Brief
Tally the lines containing the word "color" and give the total alone.

Materials provided
——

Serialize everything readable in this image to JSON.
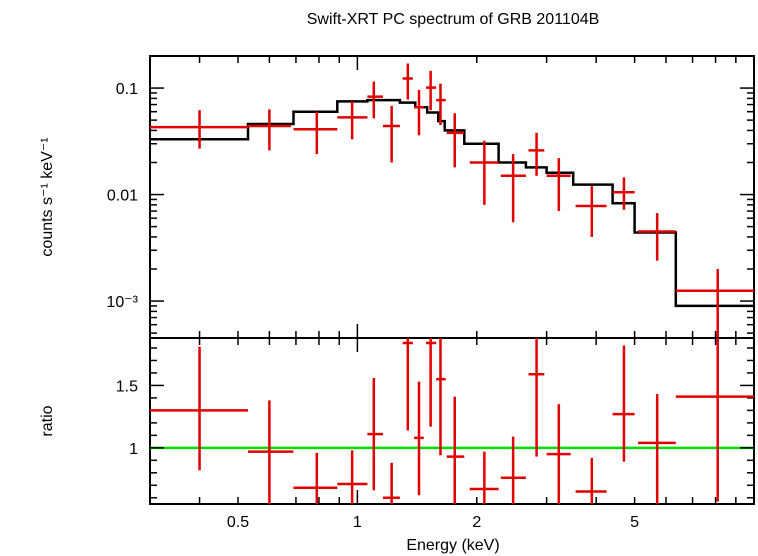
{
  "chart_data": [
    {
      "type": "scatter",
      "panel": "spectrum",
      "title": "Swift-XRT PC spectrum of GRB 201104B",
      "xlabel": "Energy (keV)",
      "ylabel": "counts s⁻¹ keV⁻¹",
      "xscale": "log",
      "yscale": "log",
      "xlim": [
        0.3,
        10
      ],
      "ylim": [
        0.00045,
        0.2
      ],
      "y_tick_labels": [
        "0.1",
        "0.01",
        "10⁻³"
      ],
      "y_tick_values": [
        0.1,
        0.01,
        0.001
      ],
      "x_tick_labels": [
        "0.5",
        "1",
        "2",
        "5"
      ],
      "x_tick_values": [
        0.5,
        1,
        2,
        5
      ],
      "series": [
        {
          "kind": "data",
          "color": "#e00000",
          "points": [
            {
              "x": 0.4,
              "xlo": 0.3,
              "xhi": 0.53,
              "y": 0.043,
              "ylo": 0.027,
              "yhi": 0.062
            },
            {
              "x": 0.6,
              "xlo": 0.53,
              "xhi": 0.68,
              "y": 0.044,
              "ylo": 0.026,
              "yhi": 0.063
            },
            {
              "x": 0.79,
              "xlo": 0.69,
              "xhi": 0.89,
              "y": 0.041,
              "ylo": 0.024,
              "yhi": 0.06
            },
            {
              "x": 0.97,
              "xlo": 0.89,
              "xhi": 1.06,
              "y": 0.053,
              "ylo": 0.033,
              "yhi": 0.075
            },
            {
              "x": 1.1,
              "xlo": 1.06,
              "xhi": 1.16,
              "y": 0.083,
              "ylo": 0.052,
              "yhi": 0.115
            },
            {
              "x": 1.22,
              "xlo": 1.16,
              "xhi": 1.28,
              "y": 0.044,
              "ylo": 0.02,
              "yhi": 0.068
            },
            {
              "x": 1.34,
              "xlo": 1.3,
              "xhi": 1.38,
              "y": 0.123,
              "ylo": 0.078,
              "yhi": 0.17
            },
            {
              "x": 1.43,
              "xlo": 1.39,
              "xhi": 1.47,
              "y": 0.066,
              "ylo": 0.036,
              "yhi": 0.096
            },
            {
              "x": 1.53,
              "xlo": 1.49,
              "xhi": 1.58,
              "y": 0.101,
              "ylo": 0.062,
              "yhi": 0.145
            },
            {
              "x": 1.62,
              "xlo": 1.58,
              "xhi": 1.67,
              "y": 0.077,
              "ylo": 0.045,
              "yhi": 0.11
            },
            {
              "x": 1.76,
              "xlo": 1.68,
              "xhi": 1.86,
              "y": 0.038,
              "ylo": 0.018,
              "yhi": 0.058
            },
            {
              "x": 2.09,
              "xlo": 1.92,
              "xhi": 2.27,
              "y": 0.02,
              "ylo": 0.008,
              "yhi": 0.032
            },
            {
              "x": 2.47,
              "xlo": 2.3,
              "xhi": 2.66,
              "y": 0.015,
              "ylo": 0.0055,
              "yhi": 0.024
            },
            {
              "x": 2.83,
              "xlo": 2.7,
              "xhi": 2.96,
              "y": 0.026,
              "ylo": 0.015,
              "yhi": 0.038
            },
            {
              "x": 3.22,
              "xlo": 3.0,
              "xhi": 3.45,
              "y": 0.015,
              "ylo": 0.007,
              "yhi": 0.022
            },
            {
              "x": 3.9,
              "xlo": 3.55,
              "xhi": 4.25,
              "y": 0.0078,
              "ylo": 0.004,
              "yhi": 0.012
            },
            {
              "x": 4.7,
              "xlo": 4.4,
              "xhi": 5.0,
              "y": 0.0105,
              "ylo": 0.0072,
              "yhi": 0.0145
            },
            {
              "x": 5.7,
              "xlo": 5.1,
              "xhi": 6.35,
              "y": 0.0045,
              "ylo": 0.0024,
              "yhi": 0.0067
            },
            {
              "x": 8.1,
              "xlo": 6.35,
              "xhi": 10.0,
              "y": 0.00125,
              "ylo": 0.00045,
              "yhi": 0.002
            }
          ]
        },
        {
          "kind": "model",
          "color": "#000000",
          "steps": [
            {
              "xlo": 0.3,
              "xhi": 0.53,
              "y": 0.033
            },
            {
              "xlo": 0.53,
              "xhi": 0.69,
              "y": 0.046
            },
            {
              "xlo": 0.69,
              "xhi": 0.89,
              "y": 0.06
            },
            {
              "xlo": 0.89,
              "xhi": 1.06,
              "y": 0.075
            },
            {
              "xlo": 1.06,
              "xhi": 1.28,
              "y": 0.077
            },
            {
              "xlo": 1.28,
              "xhi": 1.4,
              "y": 0.073
            },
            {
              "xlo": 1.4,
              "xhi": 1.5,
              "y": 0.066
            },
            {
              "xlo": 1.5,
              "xhi": 1.6,
              "y": 0.059
            },
            {
              "xlo": 1.6,
              "xhi": 1.66,
              "y": 0.049
            },
            {
              "xlo": 1.66,
              "xhi": 1.86,
              "y": 0.04
            },
            {
              "xlo": 1.86,
              "xhi": 2.27,
              "y": 0.03
            },
            {
              "xlo": 2.27,
              "xhi": 2.66,
              "y": 0.02
            },
            {
              "xlo": 2.66,
              "xhi": 3.0,
              "y": 0.018
            },
            {
              "xlo": 3.0,
              "xhi": 3.5,
              "y": 0.016
            },
            {
              "xlo": 3.5,
              "xhi": 4.4,
              "y": 0.0124
            },
            {
              "xlo": 4.4,
              "xhi": 5.0,
              "y": 0.0083
            },
            {
              "xlo": 5.0,
              "xhi": 6.35,
              "y": 0.0044
            },
            {
              "xlo": 6.35,
              "xhi": 10.0,
              "y": 0.0009
            }
          ]
        }
      ]
    },
    {
      "type": "scatter",
      "panel": "ratio",
      "xlabel": "Energy (keV)",
      "ylabel": "ratio",
      "xscale": "log",
      "xlim": [
        0.3,
        10
      ],
      "ylim": [
        0.55,
        1.88
      ],
      "y_tick_labels": [
        "1",
        "1.5"
      ],
      "y_tick_values": [
        1,
        1.5
      ],
      "x_tick_labels": [
        "0.5",
        "1",
        "2",
        "5"
      ],
      "x_tick_values": [
        0.5,
        1,
        2,
        5
      ],
      "reference_line": {
        "y": 1,
        "color": "#00e000"
      },
      "series": [
        {
          "kind": "data",
          "color": "#e00000",
          "points": [
            {
              "x": 0.4,
              "xlo": 0.3,
              "xhi": 0.53,
              "y": 1.3,
              "ylo": 0.82,
              "yhi": 1.81
            },
            {
              "x": 0.6,
              "xlo": 0.53,
              "xhi": 0.69,
              "y": 0.97,
              "ylo": 0.55,
              "yhi": 1.38
            },
            {
              "x": 0.79,
              "xlo": 0.69,
              "xhi": 0.89,
              "y": 0.68,
              "ylo": 0.55,
              "yhi": 0.96
            },
            {
              "x": 0.97,
              "xlo": 0.89,
              "xhi": 1.06,
              "y": 0.71,
              "ylo": 0.55,
              "yhi": 0.98
            },
            {
              "x": 1.1,
              "xlo": 1.06,
              "xhi": 1.16,
              "y": 1.11,
              "ylo": 0.66,
              "yhi": 1.56
            },
            {
              "x": 1.22,
              "xlo": 1.16,
              "xhi": 1.28,
              "y": 0.6,
              "ylo": 0.55,
              "yhi": 0.88
            },
            {
              "x": 1.34,
              "xlo": 1.3,
              "xhi": 1.38,
              "y": 1.84,
              "ylo": 1.14,
              "yhi": 1.88
            },
            {
              "x": 1.43,
              "xlo": 1.39,
              "xhi": 1.47,
              "y": 1.08,
              "ylo": 0.62,
              "yhi": 1.53
            },
            {
              "x": 1.53,
              "xlo": 1.49,
              "xhi": 1.58,
              "y": 1.84,
              "ylo": 1.17,
              "yhi": 1.88
            },
            {
              "x": 1.62,
              "xlo": 1.58,
              "xhi": 1.67,
              "y": 1.55,
              "ylo": 0.94,
              "yhi": 1.88
            },
            {
              "x": 1.76,
              "xlo": 1.68,
              "xhi": 1.86,
              "y": 0.93,
              "ylo": 0.55,
              "yhi": 1.41
            },
            {
              "x": 2.09,
              "xlo": 1.92,
              "xhi": 2.27,
              "y": 0.67,
              "ylo": 0.55,
              "yhi": 0.97
            },
            {
              "x": 2.47,
              "xlo": 2.3,
              "xhi": 2.66,
              "y": 0.76,
              "ylo": 0.55,
              "yhi": 1.09
            },
            {
              "x": 2.83,
              "xlo": 2.7,
              "xhi": 2.96,
              "y": 1.59,
              "ylo": 0.93,
              "yhi": 1.88
            },
            {
              "x": 3.22,
              "xlo": 3.0,
              "xhi": 3.45,
              "y": 0.95,
              "ylo": 0.55,
              "yhi": 1.35
            },
            {
              "x": 3.9,
              "xlo": 3.55,
              "xhi": 4.25,
              "y": 0.65,
              "ylo": 0.55,
              "yhi": 0.92
            },
            {
              "x": 4.7,
              "xlo": 4.4,
              "xhi": 5.0,
              "y": 1.27,
              "ylo": 0.89,
              "yhi": 1.82
            },
            {
              "x": 5.7,
              "xlo": 5.1,
              "xhi": 6.35,
              "y": 1.04,
              "ylo": 0.55,
              "yhi": 1.43
            },
            {
              "x": 8.1,
              "xlo": 6.35,
              "xhi": 10.0,
              "y": 1.41,
              "ylo": 0.57,
              "yhi": 1.88
            }
          ]
        }
      ]
    }
  ]
}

——

Solution to this problem
4